--- START Working data ---

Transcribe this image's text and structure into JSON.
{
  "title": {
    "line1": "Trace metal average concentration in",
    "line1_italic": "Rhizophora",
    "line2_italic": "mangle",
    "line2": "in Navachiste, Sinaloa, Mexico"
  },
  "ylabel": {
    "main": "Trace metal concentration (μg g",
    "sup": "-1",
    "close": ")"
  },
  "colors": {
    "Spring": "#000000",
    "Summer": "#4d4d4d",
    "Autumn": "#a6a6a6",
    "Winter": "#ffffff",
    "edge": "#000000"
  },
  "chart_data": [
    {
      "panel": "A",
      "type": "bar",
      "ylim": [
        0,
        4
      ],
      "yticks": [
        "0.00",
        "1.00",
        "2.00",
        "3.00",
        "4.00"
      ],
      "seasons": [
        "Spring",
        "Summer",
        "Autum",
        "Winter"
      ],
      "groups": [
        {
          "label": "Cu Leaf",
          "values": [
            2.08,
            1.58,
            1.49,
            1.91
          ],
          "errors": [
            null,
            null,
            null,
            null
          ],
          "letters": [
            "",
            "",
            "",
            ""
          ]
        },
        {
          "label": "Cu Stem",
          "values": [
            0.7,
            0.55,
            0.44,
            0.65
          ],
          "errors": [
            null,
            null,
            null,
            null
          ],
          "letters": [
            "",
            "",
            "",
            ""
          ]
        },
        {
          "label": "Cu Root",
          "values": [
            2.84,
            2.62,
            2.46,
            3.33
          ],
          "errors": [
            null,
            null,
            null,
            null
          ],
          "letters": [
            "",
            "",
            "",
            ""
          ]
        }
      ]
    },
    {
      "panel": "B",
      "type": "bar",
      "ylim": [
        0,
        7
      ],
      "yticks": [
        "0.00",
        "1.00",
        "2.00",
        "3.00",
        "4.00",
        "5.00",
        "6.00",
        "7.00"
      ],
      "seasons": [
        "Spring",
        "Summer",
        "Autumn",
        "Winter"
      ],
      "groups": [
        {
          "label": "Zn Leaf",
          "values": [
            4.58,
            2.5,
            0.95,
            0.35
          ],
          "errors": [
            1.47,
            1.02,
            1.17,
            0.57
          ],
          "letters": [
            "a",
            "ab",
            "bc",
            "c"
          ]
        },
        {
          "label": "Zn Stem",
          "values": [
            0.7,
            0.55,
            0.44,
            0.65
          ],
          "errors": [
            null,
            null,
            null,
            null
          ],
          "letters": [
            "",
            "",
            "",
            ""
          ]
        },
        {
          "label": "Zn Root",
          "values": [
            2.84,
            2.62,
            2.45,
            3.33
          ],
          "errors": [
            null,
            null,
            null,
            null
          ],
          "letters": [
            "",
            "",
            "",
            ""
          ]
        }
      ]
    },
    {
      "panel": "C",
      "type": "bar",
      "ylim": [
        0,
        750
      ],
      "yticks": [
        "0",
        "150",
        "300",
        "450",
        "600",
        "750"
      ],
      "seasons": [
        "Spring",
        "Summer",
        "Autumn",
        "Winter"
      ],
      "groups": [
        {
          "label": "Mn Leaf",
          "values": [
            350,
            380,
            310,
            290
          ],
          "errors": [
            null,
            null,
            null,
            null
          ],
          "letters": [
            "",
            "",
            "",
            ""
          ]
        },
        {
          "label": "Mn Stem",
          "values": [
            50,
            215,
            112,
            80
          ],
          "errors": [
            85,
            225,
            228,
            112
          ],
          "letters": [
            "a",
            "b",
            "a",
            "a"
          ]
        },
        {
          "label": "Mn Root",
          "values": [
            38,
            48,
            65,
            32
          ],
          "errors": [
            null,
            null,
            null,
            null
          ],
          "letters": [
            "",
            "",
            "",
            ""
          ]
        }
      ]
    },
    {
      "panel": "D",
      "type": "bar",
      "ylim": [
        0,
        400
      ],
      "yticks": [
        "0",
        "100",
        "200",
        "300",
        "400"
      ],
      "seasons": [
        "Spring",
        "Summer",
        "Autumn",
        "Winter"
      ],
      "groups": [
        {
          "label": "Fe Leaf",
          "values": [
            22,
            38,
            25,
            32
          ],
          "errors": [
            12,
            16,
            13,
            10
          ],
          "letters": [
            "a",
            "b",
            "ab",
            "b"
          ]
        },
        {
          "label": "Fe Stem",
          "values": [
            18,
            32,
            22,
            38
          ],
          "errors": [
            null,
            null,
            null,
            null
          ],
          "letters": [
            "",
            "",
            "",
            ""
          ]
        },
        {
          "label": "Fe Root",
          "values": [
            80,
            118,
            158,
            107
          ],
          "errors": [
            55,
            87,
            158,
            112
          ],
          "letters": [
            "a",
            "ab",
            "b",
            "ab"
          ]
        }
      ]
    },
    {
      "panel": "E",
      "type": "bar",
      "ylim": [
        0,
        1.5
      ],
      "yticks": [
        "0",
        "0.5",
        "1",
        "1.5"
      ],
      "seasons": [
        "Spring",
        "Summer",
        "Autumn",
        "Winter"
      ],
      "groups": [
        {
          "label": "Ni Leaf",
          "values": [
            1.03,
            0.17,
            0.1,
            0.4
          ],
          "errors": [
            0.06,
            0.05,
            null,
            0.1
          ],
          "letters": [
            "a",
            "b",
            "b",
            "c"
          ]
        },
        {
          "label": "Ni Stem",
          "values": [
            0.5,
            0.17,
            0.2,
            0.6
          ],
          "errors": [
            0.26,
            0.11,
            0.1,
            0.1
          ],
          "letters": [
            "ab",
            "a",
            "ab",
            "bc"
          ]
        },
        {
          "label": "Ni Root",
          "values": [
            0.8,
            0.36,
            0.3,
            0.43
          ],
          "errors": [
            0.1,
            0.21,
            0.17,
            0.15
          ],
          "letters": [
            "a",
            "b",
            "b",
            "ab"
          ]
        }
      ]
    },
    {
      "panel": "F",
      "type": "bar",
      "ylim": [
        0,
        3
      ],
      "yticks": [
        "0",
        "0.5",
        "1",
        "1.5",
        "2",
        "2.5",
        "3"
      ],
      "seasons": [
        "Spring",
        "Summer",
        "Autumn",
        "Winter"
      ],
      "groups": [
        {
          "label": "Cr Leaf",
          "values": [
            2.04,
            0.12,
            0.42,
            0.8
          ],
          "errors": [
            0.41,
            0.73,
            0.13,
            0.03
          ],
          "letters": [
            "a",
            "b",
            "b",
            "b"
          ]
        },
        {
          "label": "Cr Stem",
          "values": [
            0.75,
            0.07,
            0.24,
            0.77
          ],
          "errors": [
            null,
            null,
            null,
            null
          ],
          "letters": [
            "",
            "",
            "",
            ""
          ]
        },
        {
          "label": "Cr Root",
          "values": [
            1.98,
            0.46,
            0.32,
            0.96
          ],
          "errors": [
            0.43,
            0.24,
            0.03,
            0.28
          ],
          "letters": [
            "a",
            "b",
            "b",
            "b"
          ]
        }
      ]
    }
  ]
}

--- END Working data ---

Stated task :: Faithfully copy every entry, leaving nothing out.

Exercise response ::
Transcribe this image's text and structure into JSON.
{
  "title": {
    "line1": "Trace metal average concentration in",
    "line1_italic": "Rhizophora",
    "line2_italic": "mangle",
    "line2": "in Navachiste, Sinaloa, Mexico"
  },
  "ylabel": {
    "main": "Trace metal concentration (μg g",
    "sup": "-1",
    "close": ")"
  },
  "colors": {
    "Spring": "#000000",
    "Summer": "#4d4d4d",
    "Autumn": "#a6a6a6",
    "Winter": "#ffffff",
    "edge": "#000000"
  },
  "chart_data": [
    {
      "panel": "A",
      "type": "bar",
      "ylim": [
        0,
        4
      ],
      "yticks": [
        "0.00",
        "1.00",
        "2.00",
        "3.00",
        "4.00"
      ],
      "seasons": [
        "Spring",
        "Summer",
        "Autum",
        "Winter"
      ],
      "groups": [
        {
          "label": "Cu Leaf",
          "values": [
            2.08,
            1.58,
            1.49,
            1.91
          ],
          "errors": [
            null,
            null,
            null,
            null
          ],
          "letters": [
            "",
            "",
            "",
            ""
          ]
        },
        {
          "label": "Cu Stem",
          "values": [
            0.7,
            0.55,
            0.44,
            0.65
          ],
          "errors": [
            null,
            null,
            null,
            null
          ],
          "letters": [
            "",
            "",
            "",
            ""
          ]
        },
        {
          "label": "Cu Root",
          "values": [
            2.84,
            2.62,
            2.46,
            3.33
          ],
          "errors": [
            null,
            null,
            null,
            null
          ],
          "letters": [
            "",
            "",
            "",
            ""
          ]
        }
      ]
    },
    {
      "panel": "B",
      "type": "bar",
      "ylim": [
        0,
        7
      ],
      "yticks": [
        "0.00",
        "1.00",
        "2.00",
        "3.00",
        "4.00",
        "5.00",
        "6.00",
        "7.00"
      ],
      "seasons": [
        "Spring",
        "Summer",
        "Autumn",
        "Winter"
      ],
      "groups": [
        {
          "label": "Zn Leaf",
          "values": [
            4.58,
            2.5,
            0.95,
            0.35
          ],
          "errors": [
            1.47,
            1.02,
            1.17,
            0.57
          ],
          "letters": [
            "a",
            "ab",
            "bc",
            "c"
          ]
        },
        {
          "label": "Zn Stem",
          "values": [
            0.7,
            0.55,
            0.44,
            0.65
          ],
          "errors": [
            null,
            null,
            null,
            null
          ],
          "letters": [
            "",
            "",
            "",
            ""
          ]
        },
        {
          "label": "Zn Root",
          "values": [
            2.84,
            2.62,
            2.45,
            3.33
          ],
          "errors": [
            null,
            null,
            null,
            null
          ],
          "letters": [
            "",
            "",
            "",
            ""
          ]
        }
      ]
    },
    {
      "panel": "C",
      "type": "bar",
      "ylim": [
        0,
        750
      ],
      "yticks": [
        "0",
        "150",
        "300",
        "450",
        "600",
        "750"
      ],
      "seasons": [
        "Spring",
        "Summer",
        "Autumn",
        "Winter"
      ],
      "groups": [
        {
          "label": "Mn Leaf",
          "values": [
            350,
            380,
            310,
            290
          ],
          "errors": [
            null,
            null,
            null,
            null
          ],
          "letters": [
            "",
            "",
            "",
            ""
          ]
        },
        {
          "label": "Mn Stem",
          "values": [
            50,
            215,
            112,
            80
          ],
          "errors": [
            85,
            225,
            228,
            112
          ],
          "letters": [
            "a",
            "b",
            "a",
            "a"
          ]
        },
        {
          "label": "Mn Root",
          "values": [
            38,
            48,
            65,
            32
          ],
          "errors": [
            null,
            null,
            null,
            null
          ],
          "letters": [
            "",
            "",
            "",
            ""
          ]
        }
      ]
    },
    {
      "panel": "D",
      "type": "bar",
      "ylim": [
        0,
        400
      ],
      "yticks": [
        "0",
        "100",
        "200",
        "300",
        "400"
      ],
      "seasons": [
        "Spring",
        "Summer",
        "Autumn",
        "Winter"
      ],
      "groups": [
        {
          "label": "Fe Leaf",
          "values": [
            22,
            38,
            25,
            32
          ],
          "errors": [
            12,
            16,
            13,
            10
          ],
          "letters": [
            "a",
            "b",
            "ab",
            "b"
          ]
        },
        {
          "label": "Fe Stem",
          "values": [
            18,
            32,
            22,
            38
          ],
          "errors": [
            null,
            null,
            null,
            null
          ],
          "letters": [
            "",
            "",
            "",
            ""
          ]
        },
        {
          "label": "Fe Root",
          "values": [
            80,
            118,
            158,
            107
          ],
          "errors": [
            55,
            87,
            158,
            112
          ],
          "letters": [
            "a",
            "ab",
            "b",
            "ab"
          ]
        }
      ]
    },
    {
      "panel": "E",
      "type": "bar",
      "ylim": [
        0,
        1.5
      ],
      "yticks": [
        "0",
        "0.5",
        "1",
        "1.5"
      ],
      "seasons": [
        "Spring",
        "Summer",
        "Autumn",
        "Winter"
      ],
      "groups": [
        {
          "label": "Ni Leaf",
          "values": [
            1.03,
            0.17,
            0.1,
            0.4
          ],
          "errors": [
            0.06,
            0.05,
            null,
            0.1
          ],
          "letters": [
            "a",
            "b",
            "b",
            "c"
          ]
        },
        {
          "label": "Ni Stem",
          "values": [
            0.5,
            0.17,
            0.2,
            0.6
          ],
          "errors": [
            0.26,
            0.11,
            0.1,
            0.1
          ],
          "letters": [
            "ab",
            "a",
            "ab",
            "bc"
          ]
        },
        {
          "label": "Ni Root",
          "values": [
            0.8,
            0.36,
            0.3,
            0.43
          ],
          "errors": [
            0.1,
            0.21,
            0.17,
            0.15
          ],
          "letters": [
            "a",
            "b",
            "b",
            "ab"
          ]
        }
      ]
    },
    {
      "panel": "F",
      "type": "bar",
      "ylim": [
        0,
        3
      ],
      "yticks": [
        "0",
        "0.5",
        "1",
        "1.5",
        "2",
        "2.5",
        "3"
      ],
      "seasons": [
        "Spring",
        "Summer",
        "Autumn",
        "Winter"
      ],
      "groups": [
        {
          "label": "Cr Leaf",
          "values": [
            2.04,
            0.12,
            0.42,
            0.8
          ],
          "errors": [
            0.41,
            0.73,
            0.13,
            0.03
          ],
          "letters": [
            "a",
            "b",
            "b",
            "b"
          ]
        },
        {
          "label": "Cr Stem",
          "values": [
            0.75,
            0.07,
            0.24,
            0.77
          ],
          "errors": [
            null,
            null,
            null,
            null
          ],
          "letters": [
            "",
            "",
            "",
            ""
          ]
        },
        {
          "label": "Cr Root",
          "values": [
            1.98,
            0.46,
            0.32,
            0.96
          ],
          "errors": [
            0.43,
            0.24,
            0.03,
            0.28
          ],
          "letters": [
            "a",
            "b",
            "b",
            "b"
          ]
        }
      ]
    }
  ]
}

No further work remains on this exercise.